THE INPUT ▸

* begin *

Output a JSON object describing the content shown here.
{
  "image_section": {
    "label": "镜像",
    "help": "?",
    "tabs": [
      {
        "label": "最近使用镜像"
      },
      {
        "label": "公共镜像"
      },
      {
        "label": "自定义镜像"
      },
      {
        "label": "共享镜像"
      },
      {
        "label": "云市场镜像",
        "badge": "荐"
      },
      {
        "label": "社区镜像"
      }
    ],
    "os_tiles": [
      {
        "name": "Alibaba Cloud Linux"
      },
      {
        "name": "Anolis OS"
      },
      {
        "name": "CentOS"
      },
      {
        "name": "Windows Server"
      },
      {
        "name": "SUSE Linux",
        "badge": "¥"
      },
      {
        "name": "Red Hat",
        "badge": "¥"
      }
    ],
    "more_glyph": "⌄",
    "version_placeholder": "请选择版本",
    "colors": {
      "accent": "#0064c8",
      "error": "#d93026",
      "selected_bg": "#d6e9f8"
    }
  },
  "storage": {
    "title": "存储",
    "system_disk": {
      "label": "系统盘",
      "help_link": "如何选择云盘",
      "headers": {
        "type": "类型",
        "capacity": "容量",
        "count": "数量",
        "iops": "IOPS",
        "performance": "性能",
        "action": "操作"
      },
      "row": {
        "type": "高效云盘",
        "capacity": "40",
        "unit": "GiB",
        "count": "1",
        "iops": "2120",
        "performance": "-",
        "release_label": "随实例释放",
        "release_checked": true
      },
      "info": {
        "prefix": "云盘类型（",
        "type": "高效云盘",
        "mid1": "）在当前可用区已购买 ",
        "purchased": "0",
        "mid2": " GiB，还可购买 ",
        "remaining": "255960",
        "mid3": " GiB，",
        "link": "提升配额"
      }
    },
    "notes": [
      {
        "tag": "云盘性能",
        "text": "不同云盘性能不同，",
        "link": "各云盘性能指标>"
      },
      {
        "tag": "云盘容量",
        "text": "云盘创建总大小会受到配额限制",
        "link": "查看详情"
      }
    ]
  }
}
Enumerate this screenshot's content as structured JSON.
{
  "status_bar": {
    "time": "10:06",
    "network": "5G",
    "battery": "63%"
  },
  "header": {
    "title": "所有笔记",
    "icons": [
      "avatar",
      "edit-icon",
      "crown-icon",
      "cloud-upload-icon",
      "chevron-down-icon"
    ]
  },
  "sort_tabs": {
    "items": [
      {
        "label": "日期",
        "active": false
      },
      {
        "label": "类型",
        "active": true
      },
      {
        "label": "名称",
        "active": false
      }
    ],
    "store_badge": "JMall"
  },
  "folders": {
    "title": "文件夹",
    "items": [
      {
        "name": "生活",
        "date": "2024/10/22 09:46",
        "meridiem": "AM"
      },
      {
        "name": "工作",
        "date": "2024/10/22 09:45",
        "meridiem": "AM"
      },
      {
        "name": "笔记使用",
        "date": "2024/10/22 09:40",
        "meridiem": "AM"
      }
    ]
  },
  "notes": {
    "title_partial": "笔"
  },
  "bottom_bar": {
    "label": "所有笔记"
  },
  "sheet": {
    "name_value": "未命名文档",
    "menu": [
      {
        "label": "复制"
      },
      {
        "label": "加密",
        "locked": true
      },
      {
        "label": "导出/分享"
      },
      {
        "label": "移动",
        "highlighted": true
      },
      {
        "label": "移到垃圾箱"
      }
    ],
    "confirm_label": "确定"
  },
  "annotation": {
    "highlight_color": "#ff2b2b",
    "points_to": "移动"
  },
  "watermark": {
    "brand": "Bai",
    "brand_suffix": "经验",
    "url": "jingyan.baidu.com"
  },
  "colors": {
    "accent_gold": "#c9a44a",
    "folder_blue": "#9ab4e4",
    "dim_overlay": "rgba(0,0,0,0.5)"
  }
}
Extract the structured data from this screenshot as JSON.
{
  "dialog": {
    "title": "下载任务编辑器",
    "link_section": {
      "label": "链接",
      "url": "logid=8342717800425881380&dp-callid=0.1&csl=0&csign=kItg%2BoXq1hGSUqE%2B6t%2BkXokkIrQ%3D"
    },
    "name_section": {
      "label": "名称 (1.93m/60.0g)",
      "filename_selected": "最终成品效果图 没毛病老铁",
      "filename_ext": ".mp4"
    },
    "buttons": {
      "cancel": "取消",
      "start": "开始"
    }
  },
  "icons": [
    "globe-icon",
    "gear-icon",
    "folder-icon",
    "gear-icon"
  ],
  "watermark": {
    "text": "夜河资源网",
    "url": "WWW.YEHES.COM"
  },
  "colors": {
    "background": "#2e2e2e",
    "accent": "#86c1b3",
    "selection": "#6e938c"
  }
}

* end *

GIVEN TASK ▸ Reproduce the material above, every line of it, exactly.

TASK ANSWER ▸
Output a JSON object describing the content shown here.
{
  "image_section": {
    "label": "镜像",
    "help": "?",
    "tabs": [
      {
        "label": "最近使用镜像"
      },
      {
        "label": "公共镜像"
      },
      {
        "label": "自定义镜像"
      },
      {
        "label": "共享镜像"
      },
      {
        "label": "云市场镜像",
        "badge": "荐"
      },
      {
        "label": "社区镜像"
      }
    ],
    "os_tiles": [
      {
        "name": "Alibaba Cloud Linux"
      },
      {
        "name": "Anolis OS"
      },
      {
        "name": "CentOS"
      },
      {
        "name": "Windows Server"
      },
      {
        "name": "SUSE Linux",
        "badge": "¥"
      },
      {
        "name": "Red Hat",
        "badge": "¥"
      }
    ],
    "more_glyph": "⌄",
    "version_placeholder": "请选择版本",
    "colors": {
      "accent": "#0064c8",
      "error": "#d93026",
      "selected_bg": "#d6e9f8"
    }
  },
  "storage": {
    "title": "存储",
    "system_disk": {
      "label": "系统盘",
      "help_link": "如何选择云盘",
      "headers": {
        "type": "类型",
        "capacity": "容量",
        "count": "数量",
        "iops": "IOPS",
        "performance": "性能",
        "action": "操作"
      },
      "row": {
        "type": "高效云盘",
        "capacity": "40",
        "unit": "GiB",
        "count": "1",
        "iops": "2120",
        "performance": "-",
        "release_label": "随实例释放",
        "release_checked": true
      },
      "info": {
        "prefix": "云盘类型（",
        "type": "高效云盘",
        "mid1": "）在当前可用区已购买 ",
        "purchased": "0",
        "mid2": " GiB，还可购买 ",
        "remaining": "255960",
        "mid3": " GiB，",
        "link": "提升配额"
      }
    },
    "notes": [
      {
        "tag": "云盘性能",
        "text": "不同云盘性能不同，",
        "link": "各云盘性能指标>"
      },
      {
        "tag": "云盘容量",
        "text": "云盘创建总大小会受到配额限制",
        "link": "查看详情"
      }
    ]
  }
}
Enumerate this screenshot's content as structured JSON.
{
  "status_bar": {
    "time": "10:06",
    "network": "5G",
    "battery": "63%"
  },
  "header": {
    "title": "所有笔记",
    "icons": [
      "avatar",
      "edit-icon",
      "crown-icon",
      "cloud-upload-icon",
      "chevron-down-icon"
    ]
  },
  "sort_tabs": {
    "items": [
      {
        "label": "日期",
        "active": false
      },
      {
        "label": "类型",
        "active": true
      },
      {
        "label": "名称",
        "active": false
      }
    ],
    "store_badge": "JMall"
  },
  "folders": {
    "title": "文件夹",
    "items": [
      {
        "name": "生活",
        "date": "2024/10/22 09:46",
        "meridiem": "AM"
      },
      {
        "name": "工作",
        "date": "2024/10/22 09:45",
        "meridiem": "AM"
      },
      {
        "name": "笔记使用",
        "date": "2024/10/22 09:40",
        "meridiem": "AM"
      }
    ]
  },
  "notes": {
    "title_partial": "笔"
  },
  "bottom_bar": {
    "label": "所有笔记"
  },
  "sheet": {
    "name_value": "未命名文档",
    "menu": [
      {
        "label": "复制"
      },
      {
        "label": "加密",
        "locked": true
      },
      {
        "label": "导出/分享"
      },
      {
        "label": "移动",
        "highlighted": true
      },
      {
        "label": "移到垃圾箱"
      }
    ],
    "confirm_label": "确定"
  },
  "annotation": {
    "highlight_color": "#ff2b2b",
    "points_to": "移动"
  },
  "watermark": {
    "brand": "Bai",
    "brand_suffix": "经验",
    "url": "jingyan.baidu.com"
  },
  "colors": {
    "accent_gold": "#c9a44a",
    "folder_blue": "#9ab4e4",
    "dim_overlay": "rgba(0,0,0,0.5)"
  }
}
Extract the structured data from this screenshot as JSON.
{
  "dialog": {
    "title": "下载任务编辑器",
    "link_section": {
      "label": "链接",
      "url": "logid=8342717800425881380&dp-callid=0.1&csl=0&csign=kItg%2BoXq1hGSUqE%2B6t%2BkXokkIrQ%3D"
    },
    "name_section": {
      "label": "名称 (1.93m/60.0g)",
      "filename_selected": "最终成品效果图 没毛病老铁",
      "filename_ext": ".mp4"
    },
    "buttons": {
      "cancel": "取消",
      "start": "开始"
    }
  },
  "icons": [
    "globe-icon",
    "gear-icon",
    "folder-icon",
    "gear-icon"
  ],
  "watermark": {
    "text": "夜河资源网",
    "url": "WWW.YEHES.COM"
  },
  "colors": {
    "background": "#2e2e2e",
    "accent": "#86c1b3",
    "selection": "#6e938c"
  }
}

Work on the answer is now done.